WHAT THE TASK REQUIRES: Where the data below has the string "ylabel", return the whole line.
— START STORED RECORDS —
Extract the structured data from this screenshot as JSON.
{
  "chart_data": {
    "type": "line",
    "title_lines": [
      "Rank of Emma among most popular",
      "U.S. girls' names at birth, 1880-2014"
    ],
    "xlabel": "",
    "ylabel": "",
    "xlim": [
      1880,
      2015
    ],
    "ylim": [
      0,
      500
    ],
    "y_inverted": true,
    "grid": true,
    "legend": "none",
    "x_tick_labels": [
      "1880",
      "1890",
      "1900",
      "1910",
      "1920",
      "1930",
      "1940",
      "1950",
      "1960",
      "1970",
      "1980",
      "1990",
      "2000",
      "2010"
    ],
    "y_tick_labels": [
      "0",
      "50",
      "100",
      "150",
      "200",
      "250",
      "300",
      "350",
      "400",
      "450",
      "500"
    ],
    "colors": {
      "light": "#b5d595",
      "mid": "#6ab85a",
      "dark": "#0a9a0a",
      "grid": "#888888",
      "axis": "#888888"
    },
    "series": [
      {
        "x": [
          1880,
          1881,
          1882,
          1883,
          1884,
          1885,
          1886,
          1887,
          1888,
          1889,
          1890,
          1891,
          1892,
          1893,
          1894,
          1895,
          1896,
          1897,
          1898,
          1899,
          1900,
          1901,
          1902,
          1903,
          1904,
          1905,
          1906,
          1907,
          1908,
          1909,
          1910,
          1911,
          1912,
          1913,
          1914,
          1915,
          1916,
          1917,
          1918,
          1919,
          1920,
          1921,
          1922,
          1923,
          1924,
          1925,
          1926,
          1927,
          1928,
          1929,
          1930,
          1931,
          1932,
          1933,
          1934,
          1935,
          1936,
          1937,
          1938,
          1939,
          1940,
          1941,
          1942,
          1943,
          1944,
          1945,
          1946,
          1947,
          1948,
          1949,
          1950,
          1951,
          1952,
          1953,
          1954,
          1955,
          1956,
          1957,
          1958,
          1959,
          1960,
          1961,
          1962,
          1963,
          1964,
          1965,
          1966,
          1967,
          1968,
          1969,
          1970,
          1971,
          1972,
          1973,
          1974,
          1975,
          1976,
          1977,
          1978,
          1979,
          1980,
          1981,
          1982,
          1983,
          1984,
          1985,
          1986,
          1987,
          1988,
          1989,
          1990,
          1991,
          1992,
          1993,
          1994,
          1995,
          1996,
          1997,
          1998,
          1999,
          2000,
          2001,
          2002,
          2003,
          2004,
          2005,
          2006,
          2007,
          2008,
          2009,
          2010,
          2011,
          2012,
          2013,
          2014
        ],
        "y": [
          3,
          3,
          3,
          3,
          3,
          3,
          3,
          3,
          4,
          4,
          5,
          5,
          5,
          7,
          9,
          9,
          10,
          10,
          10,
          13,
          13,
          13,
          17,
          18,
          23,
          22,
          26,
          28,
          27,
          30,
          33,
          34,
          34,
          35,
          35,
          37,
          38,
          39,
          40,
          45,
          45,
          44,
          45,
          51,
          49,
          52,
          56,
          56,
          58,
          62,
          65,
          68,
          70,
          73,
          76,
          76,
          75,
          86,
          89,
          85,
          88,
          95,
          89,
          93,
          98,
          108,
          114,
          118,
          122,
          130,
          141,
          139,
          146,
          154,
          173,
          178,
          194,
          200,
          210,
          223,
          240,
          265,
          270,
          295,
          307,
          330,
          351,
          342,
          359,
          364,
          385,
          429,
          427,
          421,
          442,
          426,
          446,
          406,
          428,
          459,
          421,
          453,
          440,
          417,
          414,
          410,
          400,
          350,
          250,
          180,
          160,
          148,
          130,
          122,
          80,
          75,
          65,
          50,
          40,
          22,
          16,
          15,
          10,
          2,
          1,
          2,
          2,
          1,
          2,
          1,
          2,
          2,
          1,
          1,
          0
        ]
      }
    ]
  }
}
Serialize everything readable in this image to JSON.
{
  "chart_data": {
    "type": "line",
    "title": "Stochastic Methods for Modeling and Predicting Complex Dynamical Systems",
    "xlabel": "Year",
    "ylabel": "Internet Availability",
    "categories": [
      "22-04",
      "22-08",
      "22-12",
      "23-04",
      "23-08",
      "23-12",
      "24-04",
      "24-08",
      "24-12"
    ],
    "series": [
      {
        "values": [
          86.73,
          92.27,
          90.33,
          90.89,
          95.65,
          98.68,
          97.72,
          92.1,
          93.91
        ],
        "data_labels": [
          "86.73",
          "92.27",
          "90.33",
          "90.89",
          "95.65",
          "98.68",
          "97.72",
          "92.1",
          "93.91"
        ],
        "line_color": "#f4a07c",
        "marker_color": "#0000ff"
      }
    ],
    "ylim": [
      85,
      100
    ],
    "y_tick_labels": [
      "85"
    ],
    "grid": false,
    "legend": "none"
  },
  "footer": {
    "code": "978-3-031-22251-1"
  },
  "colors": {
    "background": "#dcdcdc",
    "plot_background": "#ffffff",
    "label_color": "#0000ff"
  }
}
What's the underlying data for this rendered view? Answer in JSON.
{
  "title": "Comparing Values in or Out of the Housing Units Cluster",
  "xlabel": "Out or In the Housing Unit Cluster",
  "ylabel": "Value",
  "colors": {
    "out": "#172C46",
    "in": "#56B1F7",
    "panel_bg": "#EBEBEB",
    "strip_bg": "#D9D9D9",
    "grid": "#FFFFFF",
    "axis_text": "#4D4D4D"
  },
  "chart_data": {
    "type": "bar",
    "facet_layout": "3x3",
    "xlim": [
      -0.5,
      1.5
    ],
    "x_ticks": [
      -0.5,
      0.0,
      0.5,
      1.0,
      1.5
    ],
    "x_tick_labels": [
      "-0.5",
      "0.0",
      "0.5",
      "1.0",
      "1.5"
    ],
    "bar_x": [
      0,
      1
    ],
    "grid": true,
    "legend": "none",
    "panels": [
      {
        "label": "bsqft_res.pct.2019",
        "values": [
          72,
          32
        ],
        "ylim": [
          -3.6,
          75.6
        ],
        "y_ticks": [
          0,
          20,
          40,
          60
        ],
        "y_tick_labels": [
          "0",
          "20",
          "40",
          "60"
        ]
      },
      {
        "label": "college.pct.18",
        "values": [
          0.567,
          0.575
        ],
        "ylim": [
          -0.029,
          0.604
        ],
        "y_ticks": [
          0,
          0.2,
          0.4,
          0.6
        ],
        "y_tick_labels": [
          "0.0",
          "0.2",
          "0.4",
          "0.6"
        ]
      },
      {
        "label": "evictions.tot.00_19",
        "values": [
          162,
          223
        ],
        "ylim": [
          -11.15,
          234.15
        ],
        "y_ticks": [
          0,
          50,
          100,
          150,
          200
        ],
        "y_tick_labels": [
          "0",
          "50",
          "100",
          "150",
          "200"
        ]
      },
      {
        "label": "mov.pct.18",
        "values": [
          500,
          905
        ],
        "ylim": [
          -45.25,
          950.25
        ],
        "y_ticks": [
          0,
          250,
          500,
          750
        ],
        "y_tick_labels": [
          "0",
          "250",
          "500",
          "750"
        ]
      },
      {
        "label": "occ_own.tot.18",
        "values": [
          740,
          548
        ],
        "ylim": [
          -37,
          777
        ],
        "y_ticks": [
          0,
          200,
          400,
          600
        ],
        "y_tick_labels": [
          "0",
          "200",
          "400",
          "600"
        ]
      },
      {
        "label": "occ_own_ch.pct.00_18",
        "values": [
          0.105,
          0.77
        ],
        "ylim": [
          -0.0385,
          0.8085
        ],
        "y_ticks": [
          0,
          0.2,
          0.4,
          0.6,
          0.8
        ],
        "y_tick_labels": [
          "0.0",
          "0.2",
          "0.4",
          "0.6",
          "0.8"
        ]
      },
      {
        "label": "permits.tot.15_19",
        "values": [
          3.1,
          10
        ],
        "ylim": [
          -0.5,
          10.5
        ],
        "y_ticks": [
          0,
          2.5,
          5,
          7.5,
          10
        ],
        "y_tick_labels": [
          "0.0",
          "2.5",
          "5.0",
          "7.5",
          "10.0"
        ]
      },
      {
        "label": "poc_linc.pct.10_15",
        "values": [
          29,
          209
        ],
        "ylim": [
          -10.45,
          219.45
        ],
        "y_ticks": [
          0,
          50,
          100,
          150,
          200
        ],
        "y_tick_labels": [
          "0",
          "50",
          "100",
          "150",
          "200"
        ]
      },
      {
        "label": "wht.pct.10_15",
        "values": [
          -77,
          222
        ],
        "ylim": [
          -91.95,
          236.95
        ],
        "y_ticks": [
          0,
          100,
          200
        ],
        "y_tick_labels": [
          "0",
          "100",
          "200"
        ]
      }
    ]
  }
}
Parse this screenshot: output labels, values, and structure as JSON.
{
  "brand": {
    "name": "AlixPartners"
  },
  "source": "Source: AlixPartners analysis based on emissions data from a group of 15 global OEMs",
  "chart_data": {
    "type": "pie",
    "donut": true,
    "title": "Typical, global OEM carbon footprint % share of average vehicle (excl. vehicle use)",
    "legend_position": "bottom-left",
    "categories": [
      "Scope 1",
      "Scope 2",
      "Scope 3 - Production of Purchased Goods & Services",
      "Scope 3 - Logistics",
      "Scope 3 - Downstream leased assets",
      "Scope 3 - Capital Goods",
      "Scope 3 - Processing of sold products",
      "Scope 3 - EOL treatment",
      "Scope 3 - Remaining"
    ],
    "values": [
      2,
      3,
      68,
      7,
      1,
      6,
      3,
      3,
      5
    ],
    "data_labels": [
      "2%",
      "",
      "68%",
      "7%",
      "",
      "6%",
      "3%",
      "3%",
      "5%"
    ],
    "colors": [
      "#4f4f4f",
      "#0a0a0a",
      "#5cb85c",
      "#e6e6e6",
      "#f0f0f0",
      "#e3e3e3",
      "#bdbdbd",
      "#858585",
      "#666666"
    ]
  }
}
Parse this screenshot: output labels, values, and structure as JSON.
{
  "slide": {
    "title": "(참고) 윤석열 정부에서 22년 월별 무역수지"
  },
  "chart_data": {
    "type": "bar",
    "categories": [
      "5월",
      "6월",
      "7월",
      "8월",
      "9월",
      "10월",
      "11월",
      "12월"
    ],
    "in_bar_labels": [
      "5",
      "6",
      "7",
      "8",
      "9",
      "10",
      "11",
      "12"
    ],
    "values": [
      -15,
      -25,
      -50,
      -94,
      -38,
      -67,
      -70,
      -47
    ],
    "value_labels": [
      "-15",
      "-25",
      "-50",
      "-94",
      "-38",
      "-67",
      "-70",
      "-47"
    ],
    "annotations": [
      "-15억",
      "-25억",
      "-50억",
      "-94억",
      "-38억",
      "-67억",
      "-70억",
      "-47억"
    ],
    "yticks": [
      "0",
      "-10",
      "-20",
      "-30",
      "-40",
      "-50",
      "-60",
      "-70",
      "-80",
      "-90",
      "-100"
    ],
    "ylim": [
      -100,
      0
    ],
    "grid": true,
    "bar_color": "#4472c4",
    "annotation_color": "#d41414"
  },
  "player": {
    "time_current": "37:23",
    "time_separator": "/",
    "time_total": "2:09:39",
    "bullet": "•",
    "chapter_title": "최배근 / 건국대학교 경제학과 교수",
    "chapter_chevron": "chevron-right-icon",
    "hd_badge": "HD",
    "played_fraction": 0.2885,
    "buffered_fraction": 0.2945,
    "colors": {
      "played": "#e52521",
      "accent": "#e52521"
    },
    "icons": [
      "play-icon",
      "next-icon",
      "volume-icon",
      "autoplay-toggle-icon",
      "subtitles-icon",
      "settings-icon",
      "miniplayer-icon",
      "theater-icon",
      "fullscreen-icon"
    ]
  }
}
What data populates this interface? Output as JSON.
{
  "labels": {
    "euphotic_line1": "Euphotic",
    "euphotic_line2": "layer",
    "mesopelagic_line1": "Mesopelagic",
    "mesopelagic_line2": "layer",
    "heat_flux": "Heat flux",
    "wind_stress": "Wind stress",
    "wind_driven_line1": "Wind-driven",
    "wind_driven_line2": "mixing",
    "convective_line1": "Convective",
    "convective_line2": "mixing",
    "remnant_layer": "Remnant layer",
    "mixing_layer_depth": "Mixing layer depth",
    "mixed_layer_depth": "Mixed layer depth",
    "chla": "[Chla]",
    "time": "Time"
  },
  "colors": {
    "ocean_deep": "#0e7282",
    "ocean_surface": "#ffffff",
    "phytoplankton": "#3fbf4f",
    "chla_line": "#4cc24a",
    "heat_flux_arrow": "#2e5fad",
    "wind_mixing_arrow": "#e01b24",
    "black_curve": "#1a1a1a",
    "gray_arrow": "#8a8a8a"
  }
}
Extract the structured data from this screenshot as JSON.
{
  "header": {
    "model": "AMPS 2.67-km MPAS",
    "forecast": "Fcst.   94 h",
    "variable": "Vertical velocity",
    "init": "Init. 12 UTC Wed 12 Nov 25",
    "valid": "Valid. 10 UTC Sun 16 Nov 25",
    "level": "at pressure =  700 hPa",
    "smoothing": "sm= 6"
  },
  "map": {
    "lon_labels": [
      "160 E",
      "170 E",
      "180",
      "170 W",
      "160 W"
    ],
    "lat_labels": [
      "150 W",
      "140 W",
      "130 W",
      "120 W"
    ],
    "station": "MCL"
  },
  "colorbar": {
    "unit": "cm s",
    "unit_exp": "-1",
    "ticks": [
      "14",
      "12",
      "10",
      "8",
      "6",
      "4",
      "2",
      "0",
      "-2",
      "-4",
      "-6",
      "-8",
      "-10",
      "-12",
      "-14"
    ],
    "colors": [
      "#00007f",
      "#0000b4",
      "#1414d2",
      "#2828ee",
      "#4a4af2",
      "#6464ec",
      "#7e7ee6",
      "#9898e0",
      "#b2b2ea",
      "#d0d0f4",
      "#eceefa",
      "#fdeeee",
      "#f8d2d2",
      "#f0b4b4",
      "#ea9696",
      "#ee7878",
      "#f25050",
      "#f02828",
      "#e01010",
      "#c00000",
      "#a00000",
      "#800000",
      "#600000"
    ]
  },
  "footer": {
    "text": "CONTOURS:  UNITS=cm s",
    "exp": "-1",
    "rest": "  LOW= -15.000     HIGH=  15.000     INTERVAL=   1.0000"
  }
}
— END STORED RECORDS —
OUTPUT OF THE EXERCISE:
    "ylabel": "",
    "ylabel": "Internet Availability",
  "ylabel": "Value",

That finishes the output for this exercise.